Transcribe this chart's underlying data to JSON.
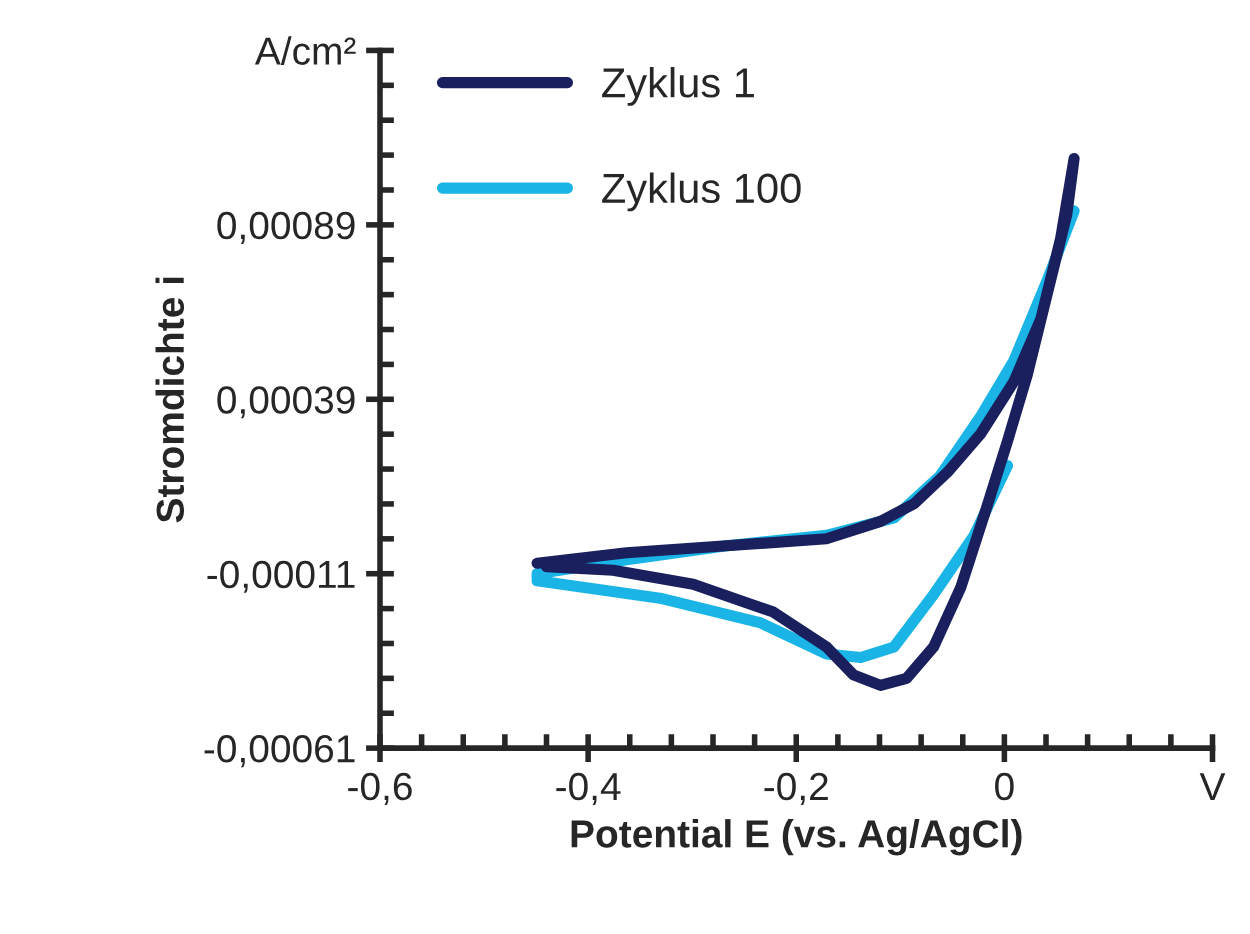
{
  "chart_data": {
    "type": "line",
    "xlabel": "Potential E (vs. Ag/AgCl)",
    "ylabel": "Stromdichte i",
    "series": [
      {
        "name": "Zyklus 1",
        "color": "#1a1f5e",
        "x": [
          -0.449,
          -0.363,
          -0.267,
          -0.171,
          -0.119,
          -0.087,
          -0.055,
          -0.023,
          0.009,
          0.035,
          0.054,
          0.067,
          0.06,
          0.041,
          0.022,
          0.003,
          -0.017,
          -0.042,
          -0.068,
          -0.094,
          -0.119,
          -0.145,
          -0.171,
          -0.222,
          -0.299,
          -0.376,
          -0.44
        ],
        "values": [
          -8e-05,
          -5e-05,
          -3e-05,
          -1e-05,
          4e-05,
          9e-05,
          0.00018,
          0.00029,
          0.00044,
          0.00062,
          0.00085,
          0.00108,
          0.00092,
          0.00069,
          0.00046,
          0.00027,
          8e-05,
          -0.00015,
          -0.00032,
          -0.00041,
          -0.00043,
          -0.0004,
          -0.00032,
          -0.00022,
          -0.00014,
          -0.0001,
          -9e-05
        ]
      },
      {
        "name": "Zyklus 100",
        "color": "#1ab4e6",
        "x": [
          0.003,
          -0.029,
          -0.068,
          -0.106,
          -0.138,
          -0.171,
          -0.235,
          -0.331,
          -0.449,
          -0.449,
          -0.363,
          -0.267,
          -0.171,
          -0.106,
          -0.062,
          -0.023,
          0.009,
          0.041,
          0.067
        ],
        "values": [
          0.0002,
          0.0,
          -0.00017,
          -0.00032,
          -0.00035,
          -0.00034,
          -0.00025,
          -0.00018,
          -0.00013,
          -0.00011,
          -7e-05,
          -3e-05,
          0.0,
          5e-05,
          0.00017,
          0.00034,
          0.0005,
          0.00073,
          0.00093
        ]
      }
    ],
    "xlim": [
      -0.6,
      0.2
    ],
    "xticks": [
      {
        "value": -0.6,
        "label": "-0,6"
      },
      {
        "value": -0.56,
        "label": null
      },
      {
        "value": -0.52,
        "label": null
      },
      {
        "value": -0.48,
        "label": null
      },
      {
        "value": -0.44,
        "label": null
      },
      {
        "value": -0.4,
        "label": "-0,4"
      },
      {
        "value": -0.36,
        "label": null
      },
      {
        "value": -0.32,
        "label": null
      },
      {
        "value": -0.28,
        "label": null
      },
      {
        "value": -0.24,
        "label": null
      },
      {
        "value": -0.2,
        "label": "-0,2"
      },
      {
        "value": -0.16,
        "label": null
      },
      {
        "value": -0.12,
        "label": null
      },
      {
        "value": -0.08,
        "label": null
      },
      {
        "value": -0.04,
        "label": null
      },
      0,
      {
        "value": 0.04,
        "label": null
      },
      {
        "value": 0.08,
        "label": null
      },
      {
        "value": 0.12,
        "label": null
      },
      {
        "value": 0.16,
        "label": null
      },
      {
        "value": 0.2,
        "label": "V"
      }
    ],
    "ylim": [
      -0.00061,
      0.00139
    ],
    "yticks": [
      {
        "value": -0.00061,
        "label": "-0,00061"
      },
      {
        "value": -0.00051,
        "label": null
      },
      {
        "value": -0.00041,
        "label": null
      },
      {
        "value": -0.00031,
        "label": null
      },
      {
        "value": -0.00021,
        "label": null
      },
      {
        "value": -0.00011,
        "label": "-0,00011"
      },
      {
        "value": -1e-05,
        "label": null
      },
      {
        "value": 9e-05,
        "label": null
      },
      {
        "value": 0.00019,
        "label": null
      },
      {
        "value": 0.00029,
        "label": null
      },
      {
        "value": 0.00039,
        "label": "0,00039"
      },
      {
        "value": 0.00049,
        "label": null
      },
      {
        "value": 0.00059,
        "label": null
      },
      {
        "value": 0.00069,
        "label": null
      },
      {
        "value": 0.00079,
        "label": null
      },
      {
        "value": 0.00089,
        "label": "0,00089"
      },
      {
        "value": 0.00099,
        "label": null
      },
      {
        "value": 0.00109,
        "label": null
      },
      {
        "value": 0.00119,
        "label": null
      },
      {
        "value": 0.00129,
        "label": null
      },
      {
        "value": 0.00139,
        "label": "A/cm²"
      }
    ],
    "grid": false,
    "legend": "top left",
    "marker": "none",
    "line_style": "solid"
  }
}
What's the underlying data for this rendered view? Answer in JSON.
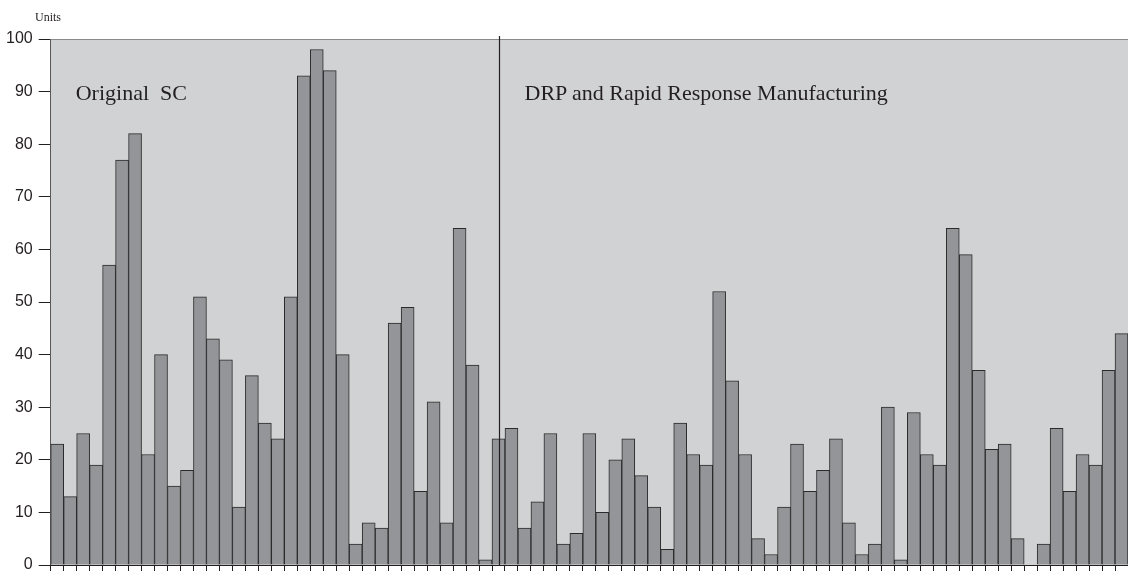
{
  "chart_data": {
    "type": "bar",
    "ylabel": "Units",
    "categories": [
      null,
      null,
      null,
      null,
      null,
      null,
      null,
      null,
      null,
      null,
      null,
      null,
      null,
      null,
      null,
      null,
      null,
      null,
      null,
      null,
      null,
      null,
      null,
      null,
      null,
      null,
      null,
      null,
      null,
      null,
      null,
      null,
      null,
      null,
      null,
      null,
      null,
      null,
      null,
      null,
      null,
      null,
      null,
      null,
      null,
      null,
      null,
      null,
      null,
      null,
      null,
      null,
      null,
      null,
      null,
      null,
      null,
      null,
      null,
      null,
      null,
      null,
      null,
      null,
      null,
      null,
      null,
      null,
      null,
      null,
      null,
      null,
      null,
      null,
      null,
      null,
      null,
      null,
      null,
      null,
      null,
      null,
      null
    ],
    "values": [
      23,
      13,
      25,
      19,
      57,
      77,
      82,
      21,
      40,
      15,
      18,
      51,
      43,
      39,
      11,
      36,
      27,
      24,
      51,
      93,
      98,
      94,
      40,
      4,
      8,
      7,
      46,
      49,
      14,
      31,
      8,
      64,
      38,
      1,
      24,
      26,
      7,
      12,
      25,
      4,
      6,
      25,
      10,
      20,
      24,
      17,
      11,
      3,
      27,
      21,
      19,
      52,
      35,
      21,
      5,
      2,
      11,
      23,
      14,
      18,
      24,
      8,
      2,
      4,
      30,
      1,
      29,
      21,
      19,
      64,
      59,
      37,
      22,
      23,
      5,
      0,
      4,
      26,
      14,
      21,
      19,
      37,
      44
    ],
    "color": "#939598",
    "ylim": [
      0,
      100
    ],
    "yticks": [
      0,
      10,
      20,
      30,
      40,
      50,
      60,
      70,
      80,
      90,
      100
    ],
    "annotations": [
      "Original  SC",
      "DRP and Rapid Response Manufacturing"
    ],
    "tick_labels": "y"
  }
}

EXERCISE: Transcribe the records above exactly, omitting every picture they contain.

THE SOLUTION:
Transcribe this chart's underlying data to JSON.
{
  "chart_data": {
    "type": "line",
    "xlabel": "Potential E (vs. Ag/AgCl)",
    "ylabel": "Stromdichte i",
    "series": [
      {
        "name": "Zyklus 1",
        "color": "#1a1f5e",
        "x": [
          -0.449,
          -0.363,
          -0.267,
          -0.171,
          -0.119,
          -0.087,
          -0.055,
          -0.023,
          0.009,
          0.035,
          0.054,
          0.067,
          0.06,
          0.041,
          0.022,
          0.003,
          -0.017,
          -0.042,
          -0.068,
          -0.094,
          -0.119,
          -0.145,
          -0.171,
          -0.222,
          -0.299,
          -0.376,
          -0.44
        ],
        "values": [
          -8e-05,
          -5e-05,
          -3e-05,
          -1e-05,
          4e-05,
          9e-05,
          0.00018,
          0.00029,
          0.00044,
          0.00062,
          0.00085,
          0.00108,
          0.00092,
          0.00069,
          0.00046,
          0.00027,
          8e-05,
          -0.00015,
          -0.00032,
          -0.00041,
          -0.00043,
          -0.0004,
          -0.00032,
          -0.00022,
          -0.00014,
          -0.0001,
          -9e-05
        ]
      },
      {
        "name": "Zyklus 100",
        "color": "#1ab4e6",
        "x": [
          0.003,
          -0.029,
          -0.068,
          -0.106,
          -0.138,
          -0.171,
          -0.235,
          -0.331,
          -0.449,
          -0.449,
          -0.363,
          -0.267,
          -0.171,
          -0.106,
          -0.062,
          -0.023,
          0.009,
          0.041,
          0.067
        ],
        "values": [
          0.0002,
          0.0,
          -0.00017,
          -0.00032,
          -0.00035,
          -0.00034,
          -0.00025,
          -0.00018,
          -0.00013,
          -0.00011,
          -7e-05,
          -3e-05,
          0.0,
          5e-05,
          0.00017,
          0.00034,
          0.0005,
          0.00073,
          0.00093
        ]
      }
    ],
    "xlim": [
      -0.6,
      0.2
    ],
    "xticks": [
      {
        "value": -0.6,
        "label": "-0,6"
      },
      {
        "value": -0.56,
        "label": null
      },
      {
        "value": -0.52,
        "label": null
      },
      {
        "value": -0.48,
        "label": null
      },
      {
        "value": -0.44,
        "label": null
      },
      {
        "value": -0.4,
        "label": "-0,4"
      },
      {
        "value": -0.36,
        "label": null
      },
      {
        "value": -0.32,
        "label": null
      },
      {
        "value": -0.28,
        "label": null
      },
      {
        "value": -0.24,
        "label": null
      },
      {
        "value": -0.2,
        "label": "-0,2"
      },
      {
        "value": -0.16,
        "label": null
      },
      {
        "value": -0.12,
        "label": null
      },
      {
        "value": -0.08,
        "label": null
      },
      {
        "value": -0.04,
        "label": null
      },
      0,
      {
        "value": 0.04,
        "label": null
      },
      {
        "value": 0.08,
        "label": null
      },
      {
        "value": 0.12,
        "label": null
      },
      {
        "value": 0.16,
        "label": null
      },
      {
        "value": 0.2,
        "label": "V"
      }
    ],
    "ylim": [
      -0.00061,
      0.00139
    ],
    "yticks": [
      {
        "value": -0.00061,
        "label": "-0,00061"
      },
      {
        "value": -0.00051,
        "label": null
      },
      {
        "value": -0.00041,
        "label": null
      },
      {
        "value": -0.00031,
        "label": null
      },
      {
        "value": -0.00021,
        "label": null
      },
      {
        "value": -0.00011,
        "label": "-0,00011"
      },
      {
        "value": -1e-05,
        "label": null
      },
      {
        "value": 9e-05,
        "label": null
      },
      {
        "value": 0.00019,
        "label": null
      },
      {
        "value": 0.00029,
        "label": null
      },
      {
        "value": 0.00039,
        "label": "0,00039"
      },
      {
        "value": 0.00049,
        "label": null
      },
      {
        "value": 0.00059,
        "label": null
      },
      {
        "value": 0.00069,
        "label": null
      },
      {
        "value": 0.00079,
        "label": null
      },
      {
        "value": 0.00089,
        "label": "0,00089"
      },
      {
        "value": 0.00099,
        "label": null
      },
      {
        "value": 0.00109,
        "label": null
      },
      {
        "value": 0.00119,
        "label": null
      },
      {
        "value": 0.00129,
        "label": null
      },
      {
        "value": 0.00139,
        "label": "A/cm²"
      }
    ],
    "grid": false,
    "legend": "top left",
    "marker": "none",
    "line_style": "solid"
  }
}
What's the underlying data for this rendered view? Answer in JSON.
{
  "chart_data": {
    "type": "bar",
    "ylabel": "Units",
    "categories": [
      null,
      null,
      null,
      null,
      null,
      null,
      null,
      null,
      null,
      null,
      null,
      null,
      null,
      null,
      null,
      null,
      null,
      null,
      null,
      null,
      null,
      null,
      null,
      null,
      null,
      null,
      null,
      null,
      null,
      null,
      null,
      null,
      null,
      null,
      null,
      null,
      null,
      null,
      null,
      null,
      null,
      null,
      null,
      null,
      null,
      null,
      null,
      null,
      null,
      null,
      null,
      null,
      null,
      null,
      null,
      null,
      null,
      null,
      null,
      null,
      null,
      null,
      null,
      null,
      null,
      null,
      null,
      null,
      null,
      null,
      null,
      null,
      null,
      null,
      null,
      null,
      null,
      null,
      null,
      null,
      null,
      null,
      null
    ],
    "values": [
      23,
      13,
      25,
      19,
      57,
      77,
      82,
      21,
      40,
      15,
      18,
      51,
      43,
      39,
      11,
      36,
      27,
      24,
      51,
      93,
      98,
      94,
      40,
      4,
      8,
      7,
      46,
      49,
      14,
      31,
      8,
      64,
      38,
      1,
      24,
      26,
      7,
      12,
      25,
      4,
      6,
      25,
      10,
      20,
      24,
      17,
      11,
      3,
      27,
      21,
      19,
      52,
      35,
      21,
      5,
      2,
      11,
      23,
      14,
      18,
      24,
      8,
      2,
      4,
      30,
      1,
      29,
      21,
      19,
      64,
      59,
      37,
      22,
      23,
      5,
      0,
      4,
      26,
      14,
      21,
      19,
      37,
      44
    ],
    "color": "#939598",
    "ylim": [
      0,
      100
    ],
    "yticks": [
      0,
      10,
      20,
      30,
      40,
      50,
      60,
      70,
      80,
      90,
      100
    ],
    "annotations": [
      "Original  SC",
      "DRP and Rapid Response Manufacturing"
    ],
    "tick_labels": "y"
  }
}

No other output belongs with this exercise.